◆ **Problem**:
Gather all lines with "JSON" from the records.

◆ **Data**:
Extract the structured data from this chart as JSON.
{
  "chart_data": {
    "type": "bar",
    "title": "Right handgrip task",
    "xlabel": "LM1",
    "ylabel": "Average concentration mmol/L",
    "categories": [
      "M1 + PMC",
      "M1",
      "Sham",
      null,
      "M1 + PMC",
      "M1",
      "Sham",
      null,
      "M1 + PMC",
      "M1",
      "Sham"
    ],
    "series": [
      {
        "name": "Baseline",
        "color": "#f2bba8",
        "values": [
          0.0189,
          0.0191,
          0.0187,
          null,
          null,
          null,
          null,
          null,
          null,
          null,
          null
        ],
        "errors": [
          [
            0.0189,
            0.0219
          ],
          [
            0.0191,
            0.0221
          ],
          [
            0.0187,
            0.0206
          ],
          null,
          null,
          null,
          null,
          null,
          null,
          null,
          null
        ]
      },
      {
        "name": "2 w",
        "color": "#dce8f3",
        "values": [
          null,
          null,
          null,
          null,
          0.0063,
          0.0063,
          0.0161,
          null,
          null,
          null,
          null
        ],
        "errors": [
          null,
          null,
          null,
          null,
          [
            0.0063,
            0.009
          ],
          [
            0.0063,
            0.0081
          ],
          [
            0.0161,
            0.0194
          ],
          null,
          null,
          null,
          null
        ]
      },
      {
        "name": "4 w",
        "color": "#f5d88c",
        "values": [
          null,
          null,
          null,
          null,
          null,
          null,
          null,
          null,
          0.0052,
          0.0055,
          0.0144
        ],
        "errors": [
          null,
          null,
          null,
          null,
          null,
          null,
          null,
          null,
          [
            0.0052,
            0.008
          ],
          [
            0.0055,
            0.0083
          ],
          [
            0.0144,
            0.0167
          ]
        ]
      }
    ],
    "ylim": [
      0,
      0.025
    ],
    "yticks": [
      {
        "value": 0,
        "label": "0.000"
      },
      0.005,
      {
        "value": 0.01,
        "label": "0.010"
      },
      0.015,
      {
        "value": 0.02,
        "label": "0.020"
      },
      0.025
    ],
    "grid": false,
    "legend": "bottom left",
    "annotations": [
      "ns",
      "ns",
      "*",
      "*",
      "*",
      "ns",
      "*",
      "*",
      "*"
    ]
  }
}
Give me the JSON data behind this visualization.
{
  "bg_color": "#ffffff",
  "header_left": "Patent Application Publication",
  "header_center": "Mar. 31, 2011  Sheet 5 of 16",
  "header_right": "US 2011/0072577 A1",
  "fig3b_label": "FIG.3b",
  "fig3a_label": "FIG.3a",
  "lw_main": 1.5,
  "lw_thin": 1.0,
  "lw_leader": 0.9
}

◆ **Expected output**:
Extract the structured data from this chart as JSON.
Give me the JSON data behind this visualization.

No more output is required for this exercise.